- [Given problem]:
Only the number is wanted: count the lines that contain "values".

Records supplied start

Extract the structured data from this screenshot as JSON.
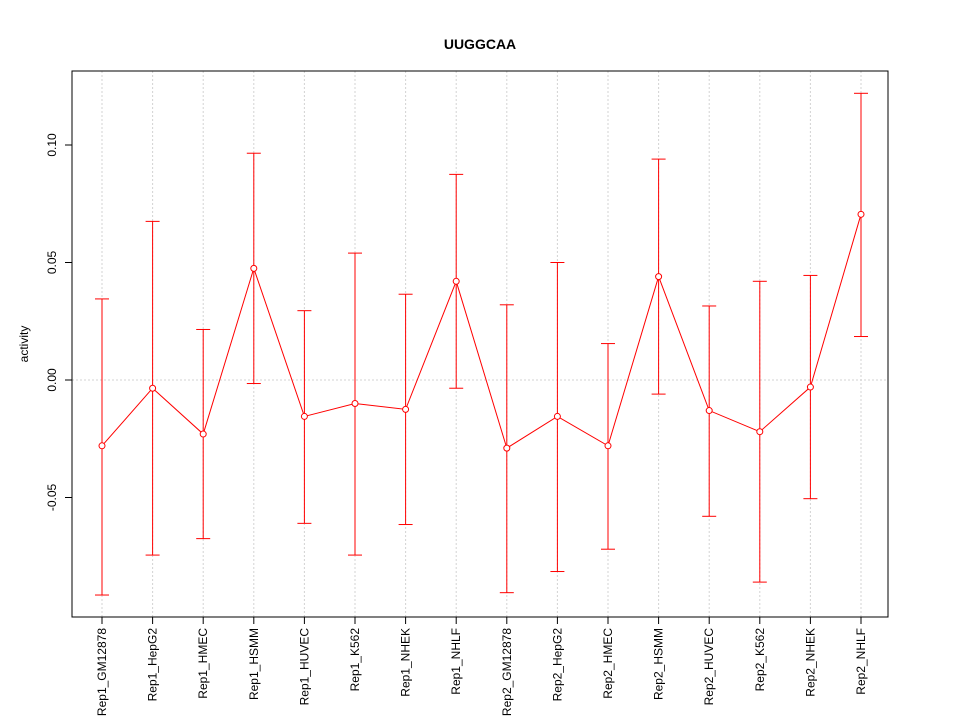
{
  "chart_data": {
    "type": "line",
    "title": "UUGGCAA",
    "xlabel": "",
    "ylabel": "activity",
    "ylim": [
      -0.1,
      0.125
    ],
    "yticks": [
      -0.05,
      0.0,
      0.05,
      0.1
    ],
    "ytick_labels": [
      "-0.05",
      "0.00",
      "0.05",
      "0.10"
    ],
    "categories": [
      "Rep1_GM12878",
      "Rep1_HepG2",
      "Rep1_HMEC",
      "Rep1_HSMM",
      "Rep1_HUVEC",
      "Rep1_K562",
      "Rep1_NHEK",
      "Rep1_NHLF",
      "Rep2_GM12878",
      "Rep2_HepG2",
      "Rep2_HMEC",
      "Rep2_HSMM",
      "Rep2_HUVEC",
      "Rep2_K562",
      "Rep2_NHEK",
      "Rep2_NHLF"
    ],
    "values": [
      -0.028,
      -0.0035,
      -0.023,
      0.0475,
      -0.0155,
      -0.01,
      -0.0125,
      0.042,
      -0.029,
      -0.0155,
      -0.028,
      0.044,
      -0.013,
      -0.022,
      -0.003,
      0.0705
    ],
    "upper": [
      0.0345,
      0.0675,
      0.0215,
      0.0965,
      0.0295,
      0.054,
      0.0365,
      0.0875,
      0.032,
      0.05,
      0.0155,
      0.094,
      0.0315,
      0.042,
      0.0445,
      0.122
    ],
    "lower": [
      -0.0915,
      -0.0745,
      -0.0675,
      -0.0015,
      -0.061,
      -0.0745,
      -0.0615,
      -0.0035,
      -0.0905,
      -0.0815,
      -0.072,
      -0.006,
      -0.058,
      -0.086,
      -0.0505,
      0.0185
    ],
    "grid": true,
    "series_color": "#ff0000",
    "grid_color": "#d3d3d3"
  }
}
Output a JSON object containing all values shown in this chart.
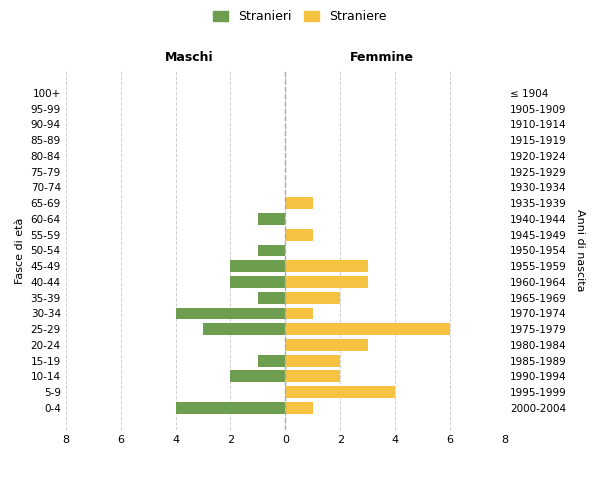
{
  "age_groups": [
    "100+",
    "95-99",
    "90-94",
    "85-89",
    "80-84",
    "75-79",
    "70-74",
    "65-69",
    "60-64",
    "55-59",
    "50-54",
    "45-49",
    "40-44",
    "35-39",
    "30-34",
    "25-29",
    "20-24",
    "15-19",
    "10-14",
    "5-9",
    "0-4"
  ],
  "birth_years": [
    "≤ 1904",
    "1905-1909",
    "1910-1914",
    "1915-1919",
    "1920-1924",
    "1925-1929",
    "1930-1934",
    "1935-1939",
    "1940-1944",
    "1945-1949",
    "1950-1954",
    "1955-1959",
    "1960-1964",
    "1965-1969",
    "1970-1974",
    "1975-1979",
    "1980-1984",
    "1985-1989",
    "1990-1994",
    "1995-1999",
    "2000-2004"
  ],
  "maschi": [
    0,
    0,
    0,
    0,
    0,
    0,
    0,
    0,
    1,
    0,
    1,
    2,
    2,
    1,
    4,
    3,
    0,
    1,
    2,
    0,
    4
  ],
  "femmine": [
    0,
    0,
    0,
    0,
    0,
    0,
    0,
    1,
    0,
    1,
    0,
    3,
    3,
    2,
    1,
    6,
    3,
    2,
    2,
    4,
    1
  ],
  "color_maschi": "#6d9e4f",
  "color_femmine": "#f5c242",
  "xlabel_left": "Maschi",
  "xlabel_right": "Femmine",
  "ylabel_left": "Fasce di età",
  "ylabel_right": "Anni di nascita",
  "legend_maschi": "Stranieri",
  "legend_femmine": "Straniere",
  "xlim": 8,
  "bg_color": "#ffffff",
  "grid_color": "#d0d0d0",
  "bar_height": 0.75
}
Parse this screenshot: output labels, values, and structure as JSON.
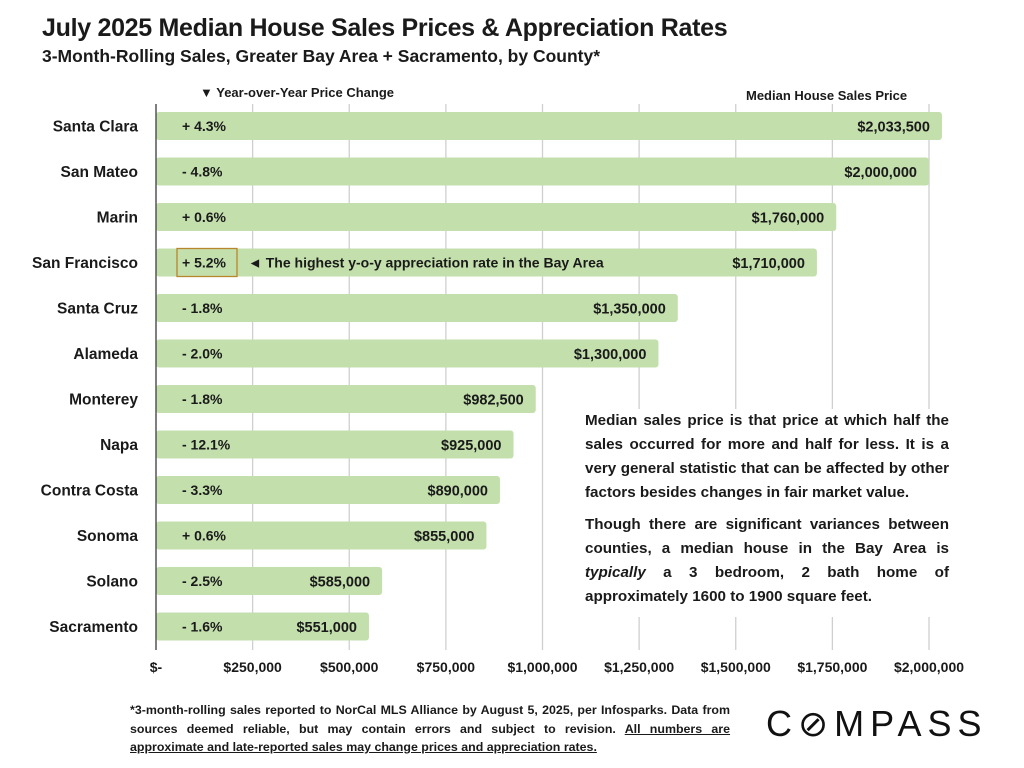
{
  "chart_data": {
    "type": "bar",
    "orientation": "horizontal",
    "title": "July 2025 Median House Sales Prices & Appreciation Rates",
    "subtitle": "3-Month-Rolling Sales, Greater Bay Area + Sacramento, by County*",
    "yoy_header": "▼ Year-over-Year Price Change",
    "value_header": "Median House Sales Price",
    "xlabel": "",
    "ylabel": "",
    "xlim": [
      0,
      2000000
    ],
    "grid": true,
    "x_ticks": [
      0,
      250000,
      500000,
      750000,
      1000000,
      1250000,
      1500000,
      1750000,
      2000000
    ],
    "x_tick_labels": [
      "$-",
      "$250,000",
      "$500,000",
      "$750,000",
      "$1,000,000",
      "$1,250,000",
      "$1,500,000",
      "$1,750,000",
      "$2,000,000"
    ],
    "bar_color": "#c3dfac",
    "categories": [
      "Santa Clara",
      "San Mateo",
      "Marin",
      "San Francisco",
      "Santa Cruz",
      "Alameda",
      "Monterey",
      "Napa",
      "Contra Costa",
      "Sonoma",
      "Solano",
      "Sacramento"
    ],
    "values": [
      2033500,
      2000000,
      1760000,
      1710000,
      1350000,
      1300000,
      982500,
      925000,
      890000,
      855000,
      585000,
      551000
    ],
    "value_labels": [
      "$2,033,500",
      "$2,000,000",
      "$1,760,000",
      "$1,710,000",
      "$1,350,000",
      "$1,300,000",
      "$982,500",
      "$925,000",
      "$890,000",
      "$855,000",
      "$585,000",
      "$551,000"
    ],
    "yoy_change_pct": [
      4.3,
      -4.8,
      0.6,
      5.2,
      -1.8,
      -2.0,
      -1.8,
      -12.1,
      -3.3,
      0.6,
      -2.5,
      -1.6
    ],
    "yoy_labels": [
      "+ 4.3%",
      "- 4.8%",
      "+ 0.6%",
      "+ 5.2%",
      "- 1.8%",
      "- 2.0%",
      "- 1.8%",
      "- 12.1%",
      "- 3.3%",
      "+ 0.6%",
      "- 2.5%",
      "- 1.6%"
    ],
    "highlight": {
      "category": "San Francisco",
      "box_color": "#b8862b",
      "annotation": "◄ The highest y-o-y appreciation rate in the Bay Area"
    }
  },
  "note": {
    "paragraph1": "Median sales price is that price at which half the sales occurred for more and half for less. It is a very general statistic that can be affected by other factors besides changes in fair market value.",
    "paragraph2_before": "Though there are significant variances between counties, a median house in the Bay Area is ",
    "paragraph2_italic": "typically",
    "paragraph2_after": " a 3 bedroom, 2 bath home of approximately 1600 to 1900 square feet."
  },
  "footnote": {
    "plain": "*3-month-rolling sales reported to NorCal MLS Alliance by August 5, 2025, per Infosparks. Data from sources deemed reliable, but may contain errors and subject to revision. ",
    "underlined": "All numbers are approximate and late-reported sales may change prices and appreciation rates."
  },
  "logo": "C⊘MPASS"
}
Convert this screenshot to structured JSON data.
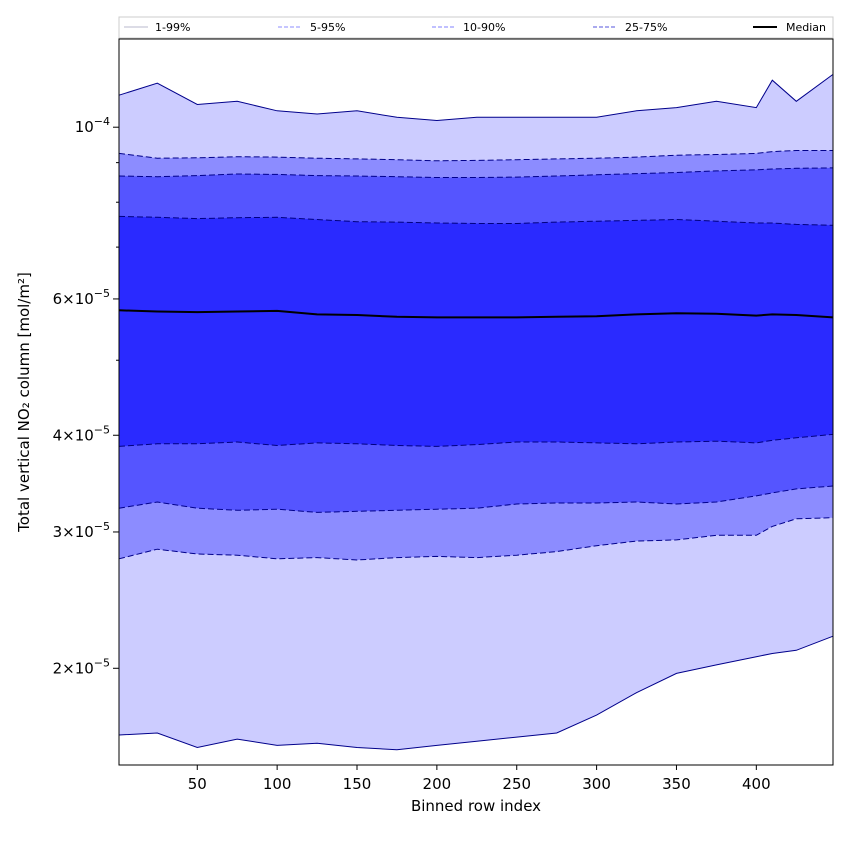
{
  "chart_data": {
    "type": "area",
    "title": "",
    "xlabel": "Binned row index",
    "ylabel": "Total vertical NO₂ column [mol/m²]",
    "yscale": "log",
    "xlim": [
      1,
      448
    ],
    "ylim": [
      1.5e-05,
      0.00013
    ],
    "x_ticks": [
      50,
      100,
      150,
      200,
      250,
      300,
      350,
      400
    ],
    "y_ticks": [
      {
        "value": 2e-05,
        "mantissa": "2",
        "exponent": "−5"
      },
      {
        "value": 3e-05,
        "mantissa": "3",
        "exponent": "−5"
      },
      {
        "value": 4e-05,
        "mantissa": "4",
        "exponent": "−5"
      },
      {
        "value": 6e-05,
        "mantissa": "6",
        "exponent": "−5"
      },
      {
        "value": 0.0001,
        "mantissa": "",
        "exponent": "−4"
      }
    ],
    "grid": false,
    "legend_placement": "top (above plot, single row)",
    "x": [
      1,
      25,
      50,
      75,
      100,
      125,
      150,
      175,
      200,
      225,
      250,
      275,
      300,
      325,
      350,
      375,
      400,
      410,
      425,
      448
    ],
    "bands": [
      {
        "name": "1-99%",
        "color": "#ccccff",
        "edge_color": "#00008b",
        "linestyle": "solid",
        "lower": [
          1.64e-05,
          1.65e-05,
          1.58e-05,
          1.62e-05,
          1.59e-05,
          1.6e-05,
          1.58e-05,
          1.57e-05,
          1.59e-05,
          1.61e-05,
          1.63e-05,
          1.65e-05,
          1.74e-05,
          1.86e-05,
          1.97e-05,
          2.02e-05,
          2.07e-05,
          2.09e-05,
          2.11e-05,
          2.2e-05
        ],
        "upper": [
          0.00011,
          0.000114,
          0.000107,
          0.000108,
          0.000105,
          0.000104,
          0.000105,
          0.000103,
          0.000102,
          0.000103,
          0.000103,
          0.000103,
          0.000103,
          0.000105,
          0.000106,
          0.000108,
          0.000106,
          0.000115,
          0.000108,
          0.000117
        ]
      },
      {
        "name": "5-95%",
        "color": "#8c8cff",
        "edge_color": "#00008b",
        "linestyle": "dashed",
        "lower": [
          2.77e-05,
          2.85e-05,
          2.81e-05,
          2.8e-05,
          2.77e-05,
          2.78e-05,
          2.76e-05,
          2.78e-05,
          2.79e-05,
          2.78e-05,
          2.8e-05,
          2.83e-05,
          2.88e-05,
          2.92e-05,
          2.93e-05,
          2.97e-05,
          2.97e-05,
          3.05e-05,
          3.12e-05,
          3.13e-05
        ],
        "upper": [
          9.25e-05,
          9.12e-05,
          9.13e-05,
          9.16e-05,
          9.15e-05,
          9.12e-05,
          9.1e-05,
          9.08e-05,
          9.05e-05,
          9.06e-05,
          9.08e-05,
          9.1e-05,
          9.12e-05,
          9.15e-05,
          9.2e-05,
          9.22e-05,
          9.25e-05,
          9.3e-05,
          9.33e-05,
          9.33e-05
        ]
      },
      {
        "name": "10-90%",
        "color": "#5555ff",
        "edge_color": "#00008b",
        "linestyle": "dashed",
        "lower": [
          3.22e-05,
          3.28e-05,
          3.22e-05,
          3.2e-05,
          3.21e-05,
          3.18e-05,
          3.19e-05,
          3.2e-05,
          3.21e-05,
          3.22e-05,
          3.26e-05,
          3.27e-05,
          3.27e-05,
          3.28e-05,
          3.26e-05,
          3.28e-05,
          3.34e-05,
          3.37e-05,
          3.41e-05,
          3.44e-05
        ],
        "upper": [
          8.65e-05,
          8.63e-05,
          8.66e-05,
          8.7e-05,
          8.69e-05,
          8.66e-05,
          8.65e-05,
          8.63e-05,
          8.61e-05,
          8.61e-05,
          8.62e-05,
          8.65e-05,
          8.68e-05,
          8.71e-05,
          8.74e-05,
          8.78e-05,
          8.81e-05,
          8.83e-05,
          8.85e-05,
          8.86e-05
        ]
      },
      {
        "name": "25-75%",
        "color": "#2a2aff",
        "edge_color": "#000080",
        "linestyle": "dashed",
        "lower": [
          3.87e-05,
          3.9e-05,
          3.9e-05,
          3.92e-05,
          3.88e-05,
          3.91e-05,
          3.9e-05,
          3.88e-05,
          3.87e-05,
          3.89e-05,
          3.92e-05,
          3.92e-05,
          3.91e-05,
          3.9e-05,
          3.92e-05,
          3.93e-05,
          3.91e-05,
          3.94e-05,
          3.97e-05,
          4.01e-05
        ],
        "upper": [
          7.67e-05,
          7.65e-05,
          7.62e-05,
          7.64e-05,
          7.65e-05,
          7.6e-05,
          7.55e-05,
          7.54e-05,
          7.52e-05,
          7.51e-05,
          7.51e-05,
          7.54e-05,
          7.56e-05,
          7.58e-05,
          7.6e-05,
          7.56e-05,
          7.52e-05,
          7.52e-05,
          7.49e-05,
          7.47e-05
        ]
      }
    ],
    "series": [
      {
        "name": "Median",
        "color": "#000000",
        "linestyle": "solid",
        "values": [
          5.8e-05,
          5.78e-05,
          5.77e-05,
          5.78e-05,
          5.79e-05,
          5.73e-05,
          5.72e-05,
          5.69e-05,
          5.68e-05,
          5.68e-05,
          5.68e-05,
          5.69e-05,
          5.7e-05,
          5.73e-05,
          5.75e-05,
          5.74e-05,
          5.71e-05,
          5.73e-05,
          5.72e-05,
          5.68e-05
        ]
      }
    ]
  }
}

Records supplied end

- [Task solution]:
5